▸ Exercise directions: Copy out every line exactly as given.

▸ Extracted records:

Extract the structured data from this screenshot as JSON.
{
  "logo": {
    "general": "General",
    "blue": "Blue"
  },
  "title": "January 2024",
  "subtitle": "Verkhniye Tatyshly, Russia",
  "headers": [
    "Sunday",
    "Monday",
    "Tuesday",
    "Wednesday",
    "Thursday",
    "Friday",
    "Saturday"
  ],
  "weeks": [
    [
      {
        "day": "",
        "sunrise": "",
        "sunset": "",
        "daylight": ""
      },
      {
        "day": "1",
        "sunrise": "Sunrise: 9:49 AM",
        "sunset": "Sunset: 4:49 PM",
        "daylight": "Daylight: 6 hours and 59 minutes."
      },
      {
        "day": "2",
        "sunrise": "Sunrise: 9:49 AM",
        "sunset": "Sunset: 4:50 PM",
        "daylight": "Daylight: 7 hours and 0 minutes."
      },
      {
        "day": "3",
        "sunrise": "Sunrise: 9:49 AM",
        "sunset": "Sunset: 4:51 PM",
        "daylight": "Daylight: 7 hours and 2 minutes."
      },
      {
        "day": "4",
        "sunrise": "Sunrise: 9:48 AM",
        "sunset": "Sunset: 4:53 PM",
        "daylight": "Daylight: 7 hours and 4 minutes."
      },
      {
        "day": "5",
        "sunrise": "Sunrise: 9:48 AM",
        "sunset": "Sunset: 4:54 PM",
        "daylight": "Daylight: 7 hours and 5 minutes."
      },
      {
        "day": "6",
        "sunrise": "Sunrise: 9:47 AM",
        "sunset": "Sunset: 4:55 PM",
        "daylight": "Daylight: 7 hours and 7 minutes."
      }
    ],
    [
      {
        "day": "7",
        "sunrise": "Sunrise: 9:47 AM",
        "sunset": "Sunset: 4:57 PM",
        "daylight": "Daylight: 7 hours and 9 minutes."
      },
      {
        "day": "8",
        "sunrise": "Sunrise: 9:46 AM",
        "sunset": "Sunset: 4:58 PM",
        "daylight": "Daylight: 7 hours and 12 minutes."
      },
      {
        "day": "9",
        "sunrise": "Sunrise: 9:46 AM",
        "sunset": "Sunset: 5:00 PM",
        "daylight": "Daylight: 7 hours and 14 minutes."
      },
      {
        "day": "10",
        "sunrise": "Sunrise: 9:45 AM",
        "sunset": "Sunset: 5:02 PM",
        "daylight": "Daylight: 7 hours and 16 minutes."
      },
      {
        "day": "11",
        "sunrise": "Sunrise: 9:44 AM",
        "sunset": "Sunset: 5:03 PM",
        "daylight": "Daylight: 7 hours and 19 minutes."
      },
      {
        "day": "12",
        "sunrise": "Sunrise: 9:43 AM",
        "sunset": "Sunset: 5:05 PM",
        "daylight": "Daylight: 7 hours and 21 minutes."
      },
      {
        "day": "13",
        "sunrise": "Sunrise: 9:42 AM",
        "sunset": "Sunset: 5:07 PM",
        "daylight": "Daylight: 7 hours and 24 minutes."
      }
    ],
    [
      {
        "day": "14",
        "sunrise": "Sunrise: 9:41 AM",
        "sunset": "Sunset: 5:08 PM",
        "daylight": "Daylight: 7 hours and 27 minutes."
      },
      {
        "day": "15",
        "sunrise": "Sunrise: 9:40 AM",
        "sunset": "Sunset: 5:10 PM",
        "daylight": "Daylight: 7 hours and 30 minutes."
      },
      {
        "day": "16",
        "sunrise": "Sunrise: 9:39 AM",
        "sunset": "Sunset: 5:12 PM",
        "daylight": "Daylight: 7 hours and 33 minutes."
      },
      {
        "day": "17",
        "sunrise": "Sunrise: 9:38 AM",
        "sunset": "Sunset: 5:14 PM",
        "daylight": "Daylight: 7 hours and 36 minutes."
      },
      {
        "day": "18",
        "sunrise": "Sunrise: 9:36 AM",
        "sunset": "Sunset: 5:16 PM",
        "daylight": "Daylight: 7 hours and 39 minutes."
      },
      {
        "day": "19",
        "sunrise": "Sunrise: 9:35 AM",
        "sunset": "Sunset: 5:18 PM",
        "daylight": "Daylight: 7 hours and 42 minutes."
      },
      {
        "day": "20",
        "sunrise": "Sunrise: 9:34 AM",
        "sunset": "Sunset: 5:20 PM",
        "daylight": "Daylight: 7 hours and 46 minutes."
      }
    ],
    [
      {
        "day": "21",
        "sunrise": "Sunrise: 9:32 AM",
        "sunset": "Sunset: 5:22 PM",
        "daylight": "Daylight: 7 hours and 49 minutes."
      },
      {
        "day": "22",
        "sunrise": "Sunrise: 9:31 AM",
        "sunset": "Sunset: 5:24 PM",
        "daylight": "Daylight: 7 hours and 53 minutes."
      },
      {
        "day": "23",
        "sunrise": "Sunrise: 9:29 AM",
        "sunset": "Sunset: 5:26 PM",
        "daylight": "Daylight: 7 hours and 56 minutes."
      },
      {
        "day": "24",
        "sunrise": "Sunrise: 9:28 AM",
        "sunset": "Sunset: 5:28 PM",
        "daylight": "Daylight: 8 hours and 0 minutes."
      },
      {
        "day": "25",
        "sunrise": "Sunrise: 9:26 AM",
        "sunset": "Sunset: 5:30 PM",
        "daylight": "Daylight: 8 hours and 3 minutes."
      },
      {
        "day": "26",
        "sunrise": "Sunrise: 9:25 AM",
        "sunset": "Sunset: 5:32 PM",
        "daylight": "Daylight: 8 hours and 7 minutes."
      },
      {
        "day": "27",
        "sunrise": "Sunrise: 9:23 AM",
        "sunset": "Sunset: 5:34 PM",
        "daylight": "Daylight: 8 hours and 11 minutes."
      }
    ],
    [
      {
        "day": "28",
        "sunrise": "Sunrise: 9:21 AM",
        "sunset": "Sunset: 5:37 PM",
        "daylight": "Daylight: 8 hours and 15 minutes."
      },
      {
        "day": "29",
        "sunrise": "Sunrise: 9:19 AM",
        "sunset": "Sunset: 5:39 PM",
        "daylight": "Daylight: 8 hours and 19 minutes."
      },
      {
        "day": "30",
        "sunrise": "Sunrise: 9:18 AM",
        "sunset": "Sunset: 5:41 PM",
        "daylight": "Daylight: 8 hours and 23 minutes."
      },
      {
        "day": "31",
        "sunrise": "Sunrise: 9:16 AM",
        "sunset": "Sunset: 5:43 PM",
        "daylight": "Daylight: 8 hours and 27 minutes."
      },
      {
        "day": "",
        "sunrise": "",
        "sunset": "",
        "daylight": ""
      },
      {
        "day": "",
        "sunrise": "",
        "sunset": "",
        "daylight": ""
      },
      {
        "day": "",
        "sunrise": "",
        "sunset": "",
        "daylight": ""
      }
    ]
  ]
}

▸ Result:
Extract the structured data from this screenshot as JSON.
{
  "logo": {
    "general": "General",
    "blue": "Blue"
  },
  "title": "January 2024",
  "subtitle": "Verkhniye Tatyshly, Russia",
  "headers": [
    "Sunday",
    "Monday",
    "Tuesday",
    "Wednesday",
    "Thursday",
    "Friday",
    "Saturday"
  ],
  "weeks": [
    [
      {
        "day": "",
        "sunrise": "",
        "sunset": "",
        "daylight": ""
      },
      {
        "day": "1",
        "sunrise": "Sunrise: 9:49 AM",
        "sunset": "Sunset: 4:49 PM",
        "daylight": "Daylight: 6 hours and 59 minutes."
      },
      {
        "day": "2",
        "sunrise": "Sunrise: 9:49 AM",
        "sunset": "Sunset: 4:50 PM",
        "daylight": "Daylight: 7 hours and 0 minutes."
      },
      {
        "day": "3",
        "sunrise": "Sunrise: 9:49 AM",
        "sunset": "Sunset: 4:51 PM",
        "daylight": "Daylight: 7 hours and 2 minutes."
      },
      {
        "day": "4",
        "sunrise": "Sunrise: 9:48 AM",
        "sunset": "Sunset: 4:53 PM",
        "daylight": "Daylight: 7 hours and 4 minutes."
      },
      {
        "day": "5",
        "sunrise": "Sunrise: 9:48 AM",
        "sunset": "Sunset: 4:54 PM",
        "daylight": "Daylight: 7 hours and 5 minutes."
      },
      {
        "day": "6",
        "sunrise": "Sunrise: 9:47 AM",
        "sunset": "Sunset: 4:55 PM",
        "daylight": "Daylight: 7 hours and 7 minutes."
      }
    ],
    [
      {
        "day": "7",
        "sunrise": "Sunrise: 9:47 AM",
        "sunset": "Sunset: 4:57 PM",
        "daylight": "Daylight: 7 hours and 9 minutes."
      },
      {
        "day": "8",
        "sunrise": "Sunrise: 9:46 AM",
        "sunset": "Sunset: 4:58 PM",
        "daylight": "Daylight: 7 hours and 12 minutes."
      },
      {
        "day": "9",
        "sunrise": "Sunrise: 9:46 AM",
        "sunset": "Sunset: 5:00 PM",
        "daylight": "Daylight: 7 hours and 14 minutes."
      },
      {
        "day": "10",
        "sunrise": "Sunrise: 9:45 AM",
        "sunset": "Sunset: 5:02 PM",
        "daylight": "Daylight: 7 hours and 16 minutes."
      },
      {
        "day": "11",
        "sunrise": "Sunrise: 9:44 AM",
        "sunset": "Sunset: 5:03 PM",
        "daylight": "Daylight: 7 hours and 19 minutes."
      },
      {
        "day": "12",
        "sunrise": "Sunrise: 9:43 AM",
        "sunset": "Sunset: 5:05 PM",
        "daylight": "Daylight: 7 hours and 21 minutes."
      },
      {
        "day": "13",
        "sunrise": "Sunrise: 9:42 AM",
        "sunset": "Sunset: 5:07 PM",
        "daylight": "Daylight: 7 hours and 24 minutes."
      }
    ],
    [
      {
        "day": "14",
        "sunrise": "Sunrise: 9:41 AM",
        "sunset": "Sunset: 5:08 PM",
        "daylight": "Daylight: 7 hours and 27 minutes."
      },
      {
        "day": "15",
        "sunrise": "Sunrise: 9:40 AM",
        "sunset": "Sunset: 5:10 PM",
        "daylight": "Daylight: 7 hours and 30 minutes."
      },
      {
        "day": "16",
        "sunrise": "Sunrise: 9:39 AM",
        "sunset": "Sunset: 5:12 PM",
        "daylight": "Daylight: 7 hours and 33 minutes."
      },
      {
        "day": "17",
        "sunrise": "Sunrise: 9:38 AM",
        "sunset": "Sunset: 5:14 PM",
        "daylight": "Daylight: 7 hours and 36 minutes."
      },
      {
        "day": "18",
        "sunrise": "Sunrise: 9:36 AM",
        "sunset": "Sunset: 5:16 PM",
        "daylight": "Daylight: 7 hours and 39 minutes."
      },
      {
        "day": "19",
        "sunrise": "Sunrise: 9:35 AM",
        "sunset": "Sunset: 5:18 PM",
        "daylight": "Daylight: 7 hours and 42 minutes."
      },
      {
        "day": "20",
        "sunrise": "Sunrise: 9:34 AM",
        "sunset": "Sunset: 5:20 PM",
        "daylight": "Daylight: 7 hours and 46 minutes."
      }
    ],
    [
      {
        "day": "21",
        "sunrise": "Sunrise: 9:32 AM",
        "sunset": "Sunset: 5:22 PM",
        "daylight": "Daylight: 7 hours and 49 minutes."
      },
      {
        "day": "22",
        "sunrise": "Sunrise: 9:31 AM",
        "sunset": "Sunset: 5:24 PM",
        "daylight": "Daylight: 7 hours and 53 minutes."
      },
      {
        "day": "23",
        "sunrise": "Sunrise: 9:29 AM",
        "sunset": "Sunset: 5:26 PM",
        "daylight": "Daylight: 7 hours and 56 minutes."
      },
      {
        "day": "24",
        "sunrise": "Sunrise: 9:28 AM",
        "sunset": "Sunset: 5:28 PM",
        "daylight": "Daylight: 8 hours and 0 minutes."
      },
      {
        "day": "25",
        "sunrise": "Sunrise: 9:26 AM",
        "sunset": "Sunset: 5:30 PM",
        "daylight": "Daylight: 8 hours and 3 minutes."
      },
      {
        "day": "26",
        "sunrise": "Sunrise: 9:25 AM",
        "sunset": "Sunset: 5:32 PM",
        "daylight": "Daylight: 8 hours and 7 minutes."
      },
      {
        "day": "27",
        "sunrise": "Sunrise: 9:23 AM",
        "sunset": "Sunset: 5:34 PM",
        "daylight": "Daylight: 8 hours and 11 minutes."
      }
    ],
    [
      {
        "day": "28",
        "sunrise": "Sunrise: 9:21 AM",
        "sunset": "Sunset: 5:37 PM",
        "daylight": "Daylight: 8 hours and 15 minutes."
      },
      {
        "day": "29",
        "sunrise": "Sunrise: 9:19 AM",
        "sunset": "Sunset: 5:39 PM",
        "daylight": "Daylight: 8 hours and 19 minutes."
      },
      {
        "day": "30",
        "sunrise": "Sunrise: 9:18 AM",
        "sunset": "Sunset: 5:41 PM",
        "daylight": "Daylight: 8 hours and 23 minutes."
      },
      {
        "day": "31",
        "sunrise": "Sunrise: 9:16 AM",
        "sunset": "Sunset: 5:43 PM",
        "daylight": "Daylight: 8 hours and 27 minutes."
      },
      {
        "day": "",
        "sunrise": "",
        "sunset": "",
        "daylight": ""
      },
      {
        "day": "",
        "sunrise": "",
        "sunset": "",
        "daylight": ""
      },
      {
        "day": "",
        "sunrise": "",
        "sunset": "",
        "daylight": ""
      }
    ]
  ]
}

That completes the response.